Written task | Check each line of the records below and collect those that include the word "reductor".

* START Data for this task *

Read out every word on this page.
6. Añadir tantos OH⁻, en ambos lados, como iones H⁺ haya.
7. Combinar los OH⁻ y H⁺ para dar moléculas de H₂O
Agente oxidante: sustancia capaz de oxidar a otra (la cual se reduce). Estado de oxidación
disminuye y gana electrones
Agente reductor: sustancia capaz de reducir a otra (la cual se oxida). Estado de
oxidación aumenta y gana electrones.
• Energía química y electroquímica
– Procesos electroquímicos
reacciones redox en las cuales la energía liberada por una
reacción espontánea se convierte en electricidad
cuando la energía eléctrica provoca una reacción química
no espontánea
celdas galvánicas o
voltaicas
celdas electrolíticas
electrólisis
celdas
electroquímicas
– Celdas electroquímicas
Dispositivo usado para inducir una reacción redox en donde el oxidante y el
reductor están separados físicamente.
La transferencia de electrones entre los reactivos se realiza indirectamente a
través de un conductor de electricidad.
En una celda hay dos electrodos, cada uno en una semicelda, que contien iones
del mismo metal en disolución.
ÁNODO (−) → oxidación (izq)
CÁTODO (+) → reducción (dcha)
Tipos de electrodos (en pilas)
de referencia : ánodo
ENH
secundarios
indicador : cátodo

* END Data for this task *

Reply to the exercise |
Agente reductor: sustancia capaz de reducir a otra (la cual se oxida). Estado de
reductor están separados físicamente.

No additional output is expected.